__Instructions for the task__.
Copy out, word for word, the records from their first line through the line containing "- man's hair: [755, 398, 858, 482]", both ends included.
>> Begin Given information
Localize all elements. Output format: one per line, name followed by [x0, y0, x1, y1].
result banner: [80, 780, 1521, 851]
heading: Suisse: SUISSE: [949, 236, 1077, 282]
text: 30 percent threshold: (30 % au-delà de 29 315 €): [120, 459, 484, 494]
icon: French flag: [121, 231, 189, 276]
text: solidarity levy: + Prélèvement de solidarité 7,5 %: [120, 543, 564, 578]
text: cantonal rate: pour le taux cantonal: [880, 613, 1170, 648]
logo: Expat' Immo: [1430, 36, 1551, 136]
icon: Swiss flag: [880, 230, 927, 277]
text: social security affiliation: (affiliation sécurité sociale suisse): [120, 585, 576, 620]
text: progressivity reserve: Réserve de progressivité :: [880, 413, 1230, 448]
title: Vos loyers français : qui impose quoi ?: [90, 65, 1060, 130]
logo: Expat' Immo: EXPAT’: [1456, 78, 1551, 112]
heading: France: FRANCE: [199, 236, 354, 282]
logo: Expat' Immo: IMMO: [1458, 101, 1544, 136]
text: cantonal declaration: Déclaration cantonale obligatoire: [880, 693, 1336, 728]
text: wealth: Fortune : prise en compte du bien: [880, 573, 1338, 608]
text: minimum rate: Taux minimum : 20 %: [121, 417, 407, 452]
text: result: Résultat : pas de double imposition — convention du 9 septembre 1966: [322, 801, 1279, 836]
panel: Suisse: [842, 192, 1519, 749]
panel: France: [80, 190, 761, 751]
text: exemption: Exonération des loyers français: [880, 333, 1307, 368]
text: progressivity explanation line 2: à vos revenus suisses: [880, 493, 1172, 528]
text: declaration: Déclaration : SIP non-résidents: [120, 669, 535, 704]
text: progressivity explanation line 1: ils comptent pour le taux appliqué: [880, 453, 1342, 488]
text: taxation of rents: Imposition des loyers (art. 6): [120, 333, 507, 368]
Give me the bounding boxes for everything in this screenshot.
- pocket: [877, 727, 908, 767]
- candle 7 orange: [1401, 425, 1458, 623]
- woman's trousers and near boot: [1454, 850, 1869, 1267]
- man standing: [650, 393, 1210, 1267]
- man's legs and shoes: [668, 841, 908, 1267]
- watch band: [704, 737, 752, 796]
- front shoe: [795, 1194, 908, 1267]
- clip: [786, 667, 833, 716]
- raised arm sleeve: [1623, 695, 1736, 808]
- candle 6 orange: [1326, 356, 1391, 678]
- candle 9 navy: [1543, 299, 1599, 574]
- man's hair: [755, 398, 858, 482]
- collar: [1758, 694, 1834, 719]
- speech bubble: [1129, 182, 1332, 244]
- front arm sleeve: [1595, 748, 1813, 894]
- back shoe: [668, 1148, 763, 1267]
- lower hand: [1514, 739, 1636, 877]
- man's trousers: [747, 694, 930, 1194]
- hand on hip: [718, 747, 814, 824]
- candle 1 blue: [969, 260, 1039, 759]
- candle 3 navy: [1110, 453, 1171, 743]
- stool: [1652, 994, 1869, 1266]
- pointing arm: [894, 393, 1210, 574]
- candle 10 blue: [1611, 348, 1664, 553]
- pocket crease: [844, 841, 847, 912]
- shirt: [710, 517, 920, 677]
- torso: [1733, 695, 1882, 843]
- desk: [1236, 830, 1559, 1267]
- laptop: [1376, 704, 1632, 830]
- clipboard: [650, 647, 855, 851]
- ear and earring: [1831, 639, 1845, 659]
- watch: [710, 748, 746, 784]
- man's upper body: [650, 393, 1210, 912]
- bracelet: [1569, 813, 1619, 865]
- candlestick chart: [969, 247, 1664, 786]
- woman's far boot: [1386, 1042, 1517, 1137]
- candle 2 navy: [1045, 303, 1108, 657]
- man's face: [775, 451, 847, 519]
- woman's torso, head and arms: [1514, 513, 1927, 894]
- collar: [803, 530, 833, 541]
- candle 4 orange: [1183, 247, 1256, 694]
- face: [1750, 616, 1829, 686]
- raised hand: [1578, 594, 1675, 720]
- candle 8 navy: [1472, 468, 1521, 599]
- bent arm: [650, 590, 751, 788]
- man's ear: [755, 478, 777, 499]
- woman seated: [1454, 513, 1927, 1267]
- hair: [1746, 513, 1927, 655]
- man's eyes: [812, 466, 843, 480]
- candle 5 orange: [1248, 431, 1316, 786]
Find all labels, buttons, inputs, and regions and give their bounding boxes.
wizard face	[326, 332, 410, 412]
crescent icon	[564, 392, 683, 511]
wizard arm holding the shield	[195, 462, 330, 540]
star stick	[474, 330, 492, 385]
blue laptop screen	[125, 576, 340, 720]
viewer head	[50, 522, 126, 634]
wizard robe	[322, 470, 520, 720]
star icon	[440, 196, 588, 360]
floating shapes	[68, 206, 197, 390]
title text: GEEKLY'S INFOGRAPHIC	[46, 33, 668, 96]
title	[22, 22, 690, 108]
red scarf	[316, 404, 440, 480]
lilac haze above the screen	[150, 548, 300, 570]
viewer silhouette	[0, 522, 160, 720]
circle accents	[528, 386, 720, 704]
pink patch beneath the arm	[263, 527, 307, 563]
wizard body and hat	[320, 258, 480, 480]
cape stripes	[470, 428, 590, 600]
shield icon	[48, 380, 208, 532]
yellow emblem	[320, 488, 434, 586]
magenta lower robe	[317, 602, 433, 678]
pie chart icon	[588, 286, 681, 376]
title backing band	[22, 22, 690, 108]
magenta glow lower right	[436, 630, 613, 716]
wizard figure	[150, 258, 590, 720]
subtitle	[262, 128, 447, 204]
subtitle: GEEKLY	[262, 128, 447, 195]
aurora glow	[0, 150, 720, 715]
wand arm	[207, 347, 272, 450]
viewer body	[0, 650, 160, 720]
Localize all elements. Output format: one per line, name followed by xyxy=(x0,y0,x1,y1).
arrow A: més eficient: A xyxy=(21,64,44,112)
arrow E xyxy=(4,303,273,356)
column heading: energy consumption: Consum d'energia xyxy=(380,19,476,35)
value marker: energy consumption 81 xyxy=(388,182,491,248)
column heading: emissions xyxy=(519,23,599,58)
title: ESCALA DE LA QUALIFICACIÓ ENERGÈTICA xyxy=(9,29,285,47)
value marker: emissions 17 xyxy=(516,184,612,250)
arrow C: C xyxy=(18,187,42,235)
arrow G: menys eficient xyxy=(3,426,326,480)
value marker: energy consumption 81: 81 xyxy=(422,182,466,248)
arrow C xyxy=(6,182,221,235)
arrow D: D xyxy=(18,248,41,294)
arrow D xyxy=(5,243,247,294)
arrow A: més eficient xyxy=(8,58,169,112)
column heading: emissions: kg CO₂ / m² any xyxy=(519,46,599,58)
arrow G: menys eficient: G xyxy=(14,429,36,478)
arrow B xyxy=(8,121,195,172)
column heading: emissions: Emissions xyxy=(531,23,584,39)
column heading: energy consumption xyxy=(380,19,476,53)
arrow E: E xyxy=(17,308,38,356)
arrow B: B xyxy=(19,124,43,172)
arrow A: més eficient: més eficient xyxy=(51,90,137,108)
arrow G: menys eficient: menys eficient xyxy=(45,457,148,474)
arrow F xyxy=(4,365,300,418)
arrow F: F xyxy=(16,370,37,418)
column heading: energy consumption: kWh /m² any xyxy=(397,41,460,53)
>> End Given information
__Result__.
Localize all elements. Output format: one per line, name followed by [x0, y0, x1, y1].
result banner: [80, 780, 1521, 851]
heading: Suisse: SUISSE: [949, 236, 1077, 282]
text: 30 percent threshold: (30 % au-delà de 29 315 €): [120, 459, 484, 494]
icon: French flag: [121, 231, 189, 276]
text: solidarity levy: + Prélèvement de solidarité 7,5 %: [120, 543, 564, 578]
text: cantonal rate: pour le taux cantonal: [880, 613, 1170, 648]
logo: Expat' Immo: [1430, 36, 1551, 136]
icon: Swiss flag: [880, 230, 927, 277]
text: social security affiliation: (affiliation sécurité sociale suisse): [120, 585, 576, 620]
text: progressivity reserve: Réserve de progressivité :: [880, 413, 1230, 448]
title: Vos loyers français : qui impose quoi ?: [90, 65, 1060, 130]
logo: Expat' Immo: EXPAT’: [1456, 78, 1551, 112]
heading: France: FRANCE: [199, 236, 354, 282]
logo: Expat' Immo: IMMO: [1458, 101, 1544, 136]
text: cantonal declaration: Déclaration cantonale obligatoire: [880, 693, 1336, 728]
text: wealth: Fortune : prise en compte du bien: [880, 573, 1338, 608]
text: minimum rate: Taux minimum : 20 %: [121, 417, 407, 452]
text: result: Résultat : pas de double imposition — convention du 9 septembre 1966: [322, 801, 1279, 836]
panel: Suisse: [842, 192, 1519, 749]
panel: France: [80, 190, 761, 751]
text: exemption: Exonération des loyers français: [880, 333, 1307, 368]
text: progressivity explanation line 2: à vos revenus suisses: [880, 493, 1172, 528]
text: declaration: Déclaration : SIP non-résidents: [120, 669, 535, 704]
text: progressivity explanation line 1: ils comptent pour le taux appliqué: [880, 453, 1342, 488]
text: taxation of rents: Imposition des loyers (art. 6): [120, 333, 507, 368]
Give me the bounding boxes for everything in this screenshot.
- pocket: [877, 727, 908, 767]
- candle 7 orange: [1401, 425, 1458, 623]
- woman's trousers and near boot: [1454, 850, 1869, 1267]
- man standing: [650, 393, 1210, 1267]
- man's legs and shoes: [668, 841, 908, 1267]
- watch band: [704, 737, 752, 796]
- front shoe: [795, 1194, 908, 1267]
- clip: [786, 667, 833, 716]
- raised arm sleeve: [1623, 695, 1736, 808]
- candle 6 orange: [1326, 356, 1391, 678]
- candle 9 navy: [1543, 299, 1599, 574]
- man's hair: [755, 398, 858, 482]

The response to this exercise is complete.